* **GIVEN ENTRIES**:

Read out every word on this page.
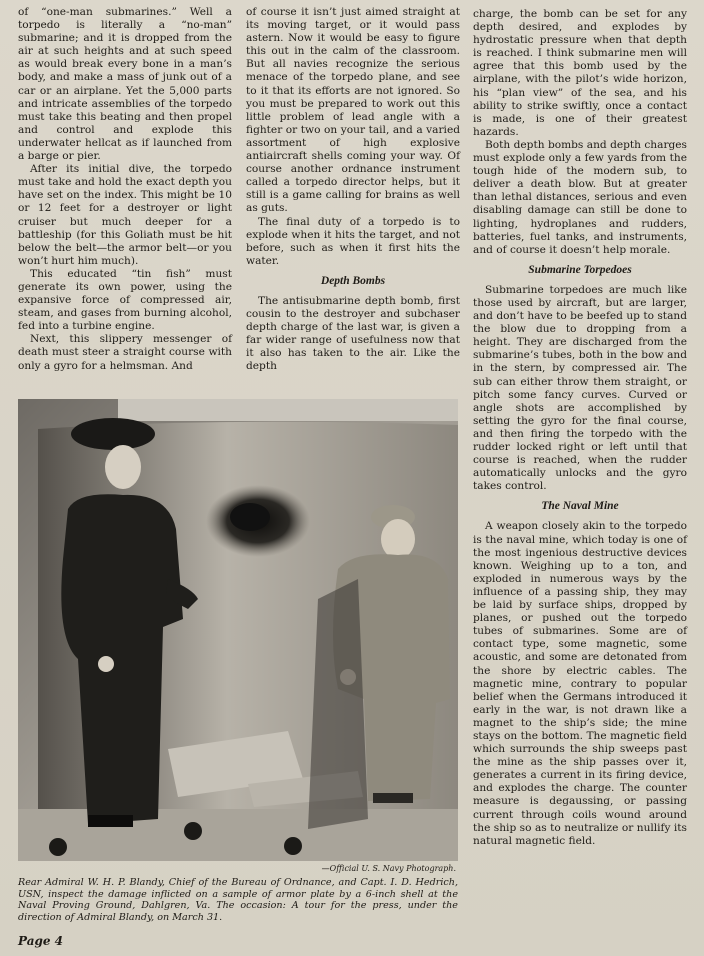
of “one-man submarines.” Well a torpedo is literally a “no-man” submarine; and it is dropped from the air at such heights and at such speed as would break every bone in a man’s body, and make a mass of junk out of a car or an airplane. Yet the 5,000 parts and intricate assemblies of the torpedo must take this beating and then propel and control and explode this underwater hellcat as if launched from a barge or pier.

After its initial dive, the torpedo must take and hold the exact depth you have set on the index. This might be 10 or 12 feet for a destroyer or light cruiser but much deeper for a battleship (for this Goliath must be hit below the belt—the armor belt—or you won’t hurt him much).

This educated “tin fish” must generate its own power, using the expansive force of compressed air, steam, and gases from burning alcohol, fed into a turbine engine.

Next, this slippery messenger of death must steer a straight course with only a gyro for a helmsman. And

of course it isn’t just aimed straight at its moving target, or it would pass astern. Now it would be easy to figure this out in the calm of the classroom. But all navies recognize the serious menace of the torpedo plane, and see to it that its efforts are not ignored. So you must be prepared to work out this little problem of lead angle with a fighter or two on your tail, and a varied assortment of high explosive antiaircraft shells coming your way. Of course another ordnance instrument called a torpedo director helps, but it still is a game calling for brains as well as guts.

The final duty of a torpedo is to explode when it hits the target, and not before, such as when it first hits the water.

Depth Bombs

The antisubmarine depth bomb, first cousin to the destroyer and subchaser depth charge of the last war, is given a far wider range of usefulness now that it also has taken to the air. Like the depth

charge, the bomb can be set for any depth desired, and explodes by hydrostatic pressure when that depth is reached. I think submarine men will agree that this bomb used by the airplane, with the pilot’s wide horizon, his “plan view” of the sea, and his ability to strike swiftly, once a contact is made, is one of their greatest hazards.

Both depth bombs and depth charges must explode only a few yards from the tough hide of the modern sub, to deliver a death blow. But at greater than lethal distances, serious and even disabling damage can still be done to lighting, hydroplanes and rudders, batteries, fuel tanks, and instruments, and of course it doesn’t help morale.

Submarine Torpedoes

Submarine torpedoes are much like those used by aircraft, but are larger, and don’t have to be beefed up to stand the blow due to dropping from a height. They are discharged from the submarine’s tubes, both in the bow and in the stern, by compressed air. The sub can either throw them straight, or pitch some fancy curves. Curved or angle shots are accomplished by setting the gyro for the final course, and then firing the torpedo with the rudder locked right or left until that course is reached, when the rudder automatically unlocks and the gyro takes control.

The Naval Mine

A weapon closely akin to the torpedo is the naval mine, which today is one of the most ingenious destructive devices known. Weighing up to a ton, and exploded in numerous ways by the influence of a passing ship, they may be laid by surface ships, dropped by planes, or pushed out the torpedo tubes of submarines. Some are of contact type, some magnetic, some acoustic, and some are detonated from the shore by electric cables. The magnetic mine, contrary to popular belief when the Germans introduced it early in the war, is not drawn like a magnet to the ship’s side; the mine stays on the bottom. The magnetic field which surrounds the ship sweeps past the mine as the ship passes over it, generates a current in its firing device, and explodes the charge. The counter measure is degaussing, or passing current through coils wound around the ship so as to neutralize or nullify its natural magnetic field.

—Official U. S. Navy Photograph.
Rear Admiral W. H. P. Blandy, Chief of the Bureau of Ordnance, and Capt. I. D. Hedrich, USN, inspect the damage inflicted on a sample of armor plate by a 6-inch shell at the Naval Proving Ground, Dahlgren, Va. The occasion: A tour for the press, under the direction of Admiral Blandy, on March 31.
Page 4
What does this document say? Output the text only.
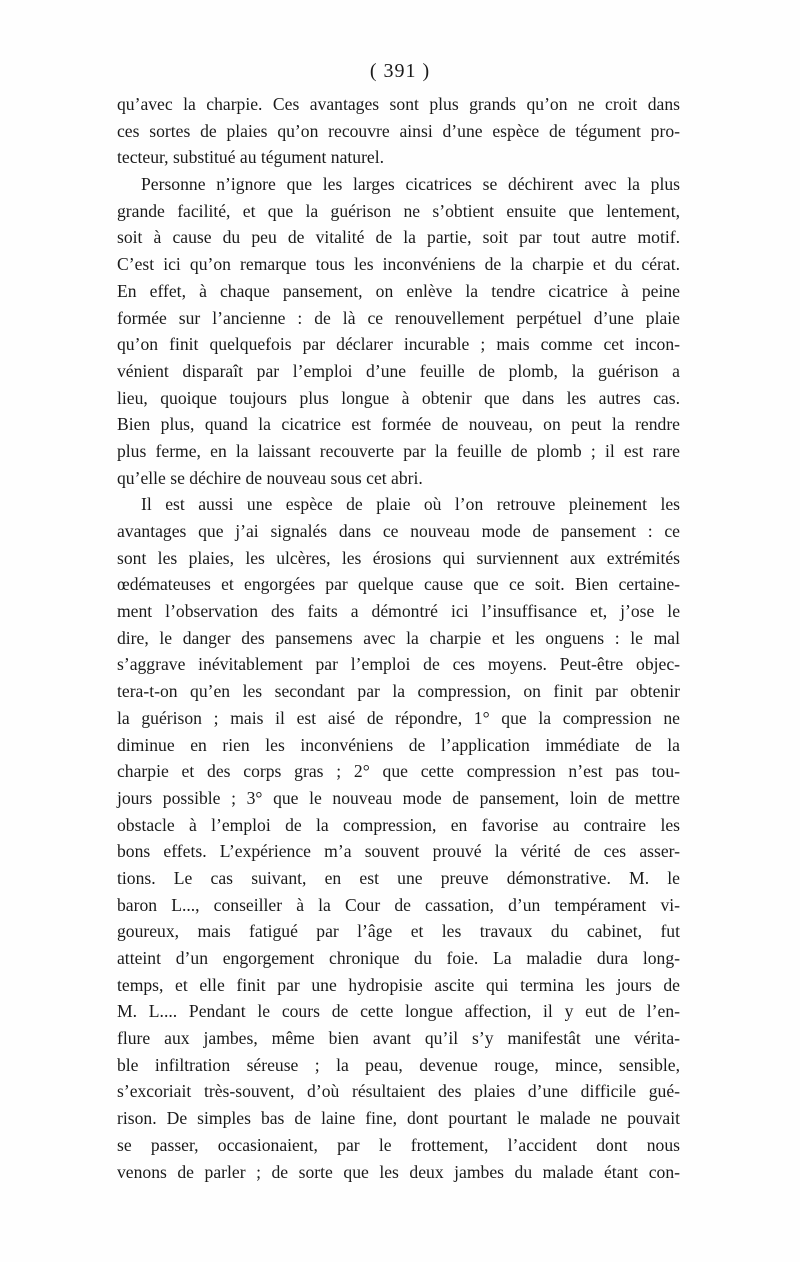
( 391 )
qu’avec la charpie. Ces avantages sont plus grands qu’on ne croit dans
ces sortes de plaies qu’on recouvre ainsi d’une espèce de tégument pro-
tecteur, substitué au tégument naturel.
Personne n’ignore que les larges cicatrices se déchirent avec la plus
grande facilité, et que la guérison ne s’obtient ensuite que lentement,
soit à cause du peu de vitalité de la partie, soit par tout autre motif.
C’est ici qu’on remarque tous les inconvéniens de la charpie et du cérat.
En effet, à chaque pansement, on enlève la tendre cicatrice à peine
formée sur l’ancienne : de là ce renouvellement perpétuel d’une plaie
qu’on finit quelquefois par déclarer incurable ; mais comme cet incon-
vénient disparaît par l’emploi d’une feuille de plomb, la guérison a
lieu, quoique toujours plus longue à obtenir que dans les autres cas.
Bien plus, quand la cicatrice est formée de nouveau, on peut la rendre
plus ferme, en la laissant recouverte par la feuille de plomb ; il est rare
qu’elle se déchire de nouveau sous cet abri.
Il est aussi une espèce de plaie où l’on retrouve pleinement les
avantages que j’ai signalés dans ce nouveau mode de pansement : ce
sont les plaies, les ulcères, les érosions qui surviennent aux extrémités
œdémateuses et engorgées par quelque cause que ce soit. Bien certaine-
ment l’observation des faits a démontré ici l’insuffisance et, j’ose le
dire, le danger des pansemens avec la charpie et les onguens : le mal
s’aggrave inévitablement par l’emploi de ces moyens. Peut-être objec-
tera-t-on qu’en les secondant par la compression, on finit par obtenir
la guérison ; mais il est aisé de répondre, 1° que la compression ne
diminue en rien les inconvéniens de l’application immédiate de la
charpie et des corps gras ; 2° que cette compression n’est pas tou-
jours possible ; 3° que le nouveau mode de pansement, loin de mettre
obstacle à l’emploi de la compression, en favorise au contraire les
bons effets. L’expérience m’a souvent prouvé la vérité de ces asser-
tions. Le cas suivant, en est une preuve démonstrative. M. le
baron L..., conseiller à la Cour de cassation, d’un tempérament vi-
goureux, mais fatigué par l’âge et les travaux du cabinet, fut
atteint d’un engorgement chronique du foie. La maladie dura long-
temps, et elle finit par une hydropisie ascite qui termina les jours de
M. L.... Pendant le cours de cette longue affection, il y eut de l’en-
flure aux jambes, même bien avant qu’il s’y manifestât une vérita-
ble infiltration séreuse ; la peau, devenue rouge, mince, sensible,
s’excoriait très-souvent, d’où résultaient des plaies d’une difficile gué-
rison. De simples bas de laine fine, dont pourtant le malade ne pouvait
se passer, occasionaient, par le frottement, l’accident dont nous
venons de parler ; de sorte que les deux jambes du malade étant con-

* **WHAT THE TASK REQUIRES**:
Within the listing above, find every line containing the string "dont" and return it.

* **RESPONSE TO THE TASK**:
rison. De simples bas de laine fine, dont pourtant le malade ne pouvait
se passer, occasionaient, par le frottement, l’accident dont nous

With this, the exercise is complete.